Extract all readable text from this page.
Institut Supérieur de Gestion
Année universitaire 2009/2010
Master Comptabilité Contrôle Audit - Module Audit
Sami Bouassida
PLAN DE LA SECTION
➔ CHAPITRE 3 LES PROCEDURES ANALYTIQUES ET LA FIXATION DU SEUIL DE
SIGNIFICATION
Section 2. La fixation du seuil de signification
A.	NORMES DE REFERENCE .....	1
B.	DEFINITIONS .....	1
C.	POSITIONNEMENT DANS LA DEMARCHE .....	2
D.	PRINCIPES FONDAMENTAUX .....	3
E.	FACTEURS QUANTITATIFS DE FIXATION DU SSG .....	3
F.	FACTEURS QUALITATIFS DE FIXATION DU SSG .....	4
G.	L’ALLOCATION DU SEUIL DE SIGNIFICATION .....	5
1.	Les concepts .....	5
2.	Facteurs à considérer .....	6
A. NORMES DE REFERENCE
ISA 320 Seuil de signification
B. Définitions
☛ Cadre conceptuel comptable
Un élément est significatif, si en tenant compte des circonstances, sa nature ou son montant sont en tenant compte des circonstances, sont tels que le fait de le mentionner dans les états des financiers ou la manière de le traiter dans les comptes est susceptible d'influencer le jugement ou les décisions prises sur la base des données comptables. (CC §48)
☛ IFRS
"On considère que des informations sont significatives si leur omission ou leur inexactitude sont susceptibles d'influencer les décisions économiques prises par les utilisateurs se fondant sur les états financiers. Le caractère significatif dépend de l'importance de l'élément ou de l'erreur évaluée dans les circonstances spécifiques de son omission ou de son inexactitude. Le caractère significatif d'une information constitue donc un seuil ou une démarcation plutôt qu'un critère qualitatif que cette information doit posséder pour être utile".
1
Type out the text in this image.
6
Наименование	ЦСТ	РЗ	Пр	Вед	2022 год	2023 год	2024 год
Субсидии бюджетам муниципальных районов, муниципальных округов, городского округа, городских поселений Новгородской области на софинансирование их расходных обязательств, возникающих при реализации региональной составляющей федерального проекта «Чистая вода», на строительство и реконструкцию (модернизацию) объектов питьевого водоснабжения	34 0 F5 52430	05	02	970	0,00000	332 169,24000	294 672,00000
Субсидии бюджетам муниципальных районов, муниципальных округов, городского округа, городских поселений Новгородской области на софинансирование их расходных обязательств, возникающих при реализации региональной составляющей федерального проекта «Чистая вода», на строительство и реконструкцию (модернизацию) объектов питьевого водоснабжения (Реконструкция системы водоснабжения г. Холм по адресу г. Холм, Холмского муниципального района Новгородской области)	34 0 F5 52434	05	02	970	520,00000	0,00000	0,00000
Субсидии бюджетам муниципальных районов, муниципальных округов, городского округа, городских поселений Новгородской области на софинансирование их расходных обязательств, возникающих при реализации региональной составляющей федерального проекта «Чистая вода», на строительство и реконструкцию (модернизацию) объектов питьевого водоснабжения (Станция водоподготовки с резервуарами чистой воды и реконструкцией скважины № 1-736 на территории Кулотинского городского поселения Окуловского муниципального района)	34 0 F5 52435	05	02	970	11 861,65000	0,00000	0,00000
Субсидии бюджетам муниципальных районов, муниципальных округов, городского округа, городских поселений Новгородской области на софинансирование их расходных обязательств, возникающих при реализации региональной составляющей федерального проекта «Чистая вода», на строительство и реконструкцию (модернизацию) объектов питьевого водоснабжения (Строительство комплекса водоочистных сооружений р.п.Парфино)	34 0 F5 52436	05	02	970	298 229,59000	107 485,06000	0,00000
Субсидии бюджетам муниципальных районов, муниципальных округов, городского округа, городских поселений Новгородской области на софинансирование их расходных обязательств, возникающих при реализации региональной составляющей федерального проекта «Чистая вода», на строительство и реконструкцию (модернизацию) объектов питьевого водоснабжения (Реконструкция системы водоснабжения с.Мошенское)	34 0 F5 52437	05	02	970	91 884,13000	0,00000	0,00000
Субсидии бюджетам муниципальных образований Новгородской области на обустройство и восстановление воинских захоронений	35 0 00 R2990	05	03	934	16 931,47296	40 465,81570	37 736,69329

──────

- _Exercise prompt_:
Type out the whole listing above again, exactly as it stands.

- _Full output_:
Extract all readable text from this page.
Institut Supérieur de Gestion
Année universitaire 2009/2010
Master Comptabilité Contrôle Audit - Module Audit
Sami Bouassida
PLAN DE LA SECTION
➔ CHAPITRE 3 LES PROCEDURES ANALYTIQUES ET LA FIXATION DU SEUIL DE
SIGNIFICATION
Section 2. La fixation du seuil de signification
A.	NORMES DE REFERENCE .....	1
B.	DEFINITIONS .....	1
C.	POSITIONNEMENT DANS LA DEMARCHE .....	2
D.	PRINCIPES FONDAMENTAUX .....	3
E.	FACTEURS QUANTITATIFS DE FIXATION DU SSG .....	3
F.	FACTEURS QUALITATIFS DE FIXATION DU SSG .....	4
G.	L’ALLOCATION DU SEUIL DE SIGNIFICATION .....	5
1.	Les concepts .....	5
2.	Facteurs à considérer .....	6
A. NORMES DE REFERENCE
ISA 320 Seuil de signification
B. Définitions
☛ Cadre conceptuel comptable
Un élément est significatif, si en tenant compte des circonstances, sa nature ou son montant sont en tenant compte des circonstances, sont tels que le fait de le mentionner dans les états des financiers ou la manière de le traiter dans les comptes est susceptible d'influencer le jugement ou les décisions prises sur la base des données comptables. (CC §48)
☛ IFRS
"On considère que des informations sont significatives si leur omission ou leur inexactitude sont susceptibles d'influencer les décisions économiques prises par les utilisateurs se fondant sur les états financiers. Le caractère significatif dépend de l'importance de l'élément ou de l'erreur évaluée dans les circonstances spécifiques de son omission ou de son inexactitude. Le caractère significatif d'une information constitue donc un seuil ou une démarcation plutôt qu'un critère qualitatif que cette information doit posséder pour être utile".
1
Type out the text in this image.
6
Наименование	ЦСТ	РЗ	Пр	Вед	2022 год	2023 год	2024 год
Субсидии бюджетам муниципальных районов, муниципальных округов, городского округа, городских поселений Новгородской области на софинансирование их расходных обязательств, возникающих при реализации региональной составляющей федерального проекта «Чистая вода», на строительство и реконструкцию (модернизацию) объектов питьевого водоснабжения	34 0 F5 52430	05	02	970	0,00000	332 169,24000	294 672,00000
Субсидии бюджетам муниципальных районов, муниципальных округов, городского округа, городских поселений Новгородской области на софинансирование их расходных обязательств, возникающих при реализации региональной составляющей федерального проекта «Чистая вода», на строительство и реконструкцию (модернизацию) объектов питьевого водоснабжения (Реконструкция системы водоснабжения г. Холм по адресу г. Холм, Холмского муниципального района Новгородской области)	34 0 F5 52434	05	02	970	520,00000	0,00000	0,00000
Субсидии бюджетам муниципальных районов, муниципальных округов, городского округа, городских поселений Новгородской области на софинансирование их расходных обязательств, возникающих при реализации региональной составляющей федерального проекта «Чистая вода», на строительство и реконструкцию (модернизацию) объектов питьевого водоснабжения (Станция водоподготовки с резервуарами чистой воды и реконструкцией скважины № 1-736 на территории Кулотинского городского поселения Окуловского муниципального района)	34 0 F5 52435	05	02	970	11 861,65000	0,00000	0,00000
Субсидии бюджетам муниципальных районов, муниципальных округов, городского округа, городских поселений Новгородской области на софинансирование их расходных обязательств, возникающих при реализации региональной составляющей федерального проекта «Чистая вода», на строительство и реконструкцию (модернизацию) объектов питьевого водоснабжения (Строительство комплекса водоочистных сооружений р.п.Парфино)	34 0 F5 52436	05	02	970	298 229,59000	107 485,06000	0,00000
Субсидии бюджетам муниципальных районов, муниципальных округов, городского округа, городских поселений Новгородской области на софинансирование их расходных обязательств, возникающих при реализации региональной составляющей федерального проекта «Чистая вода», на строительство и реконструкцию (модернизацию) объектов питьевого водоснабжения (Реконструкция системы водоснабжения с.Мошенское)	34 0 F5 52437	05	02	970	91 884,13000	0,00000	0,00000
Субсидии бюджетам муниципальных образований Новгородской области на обустройство и восстановление воинских захоронений	35 0 00 R2990	05	03	934	16 931,47296	40 465,81570	37 736,69329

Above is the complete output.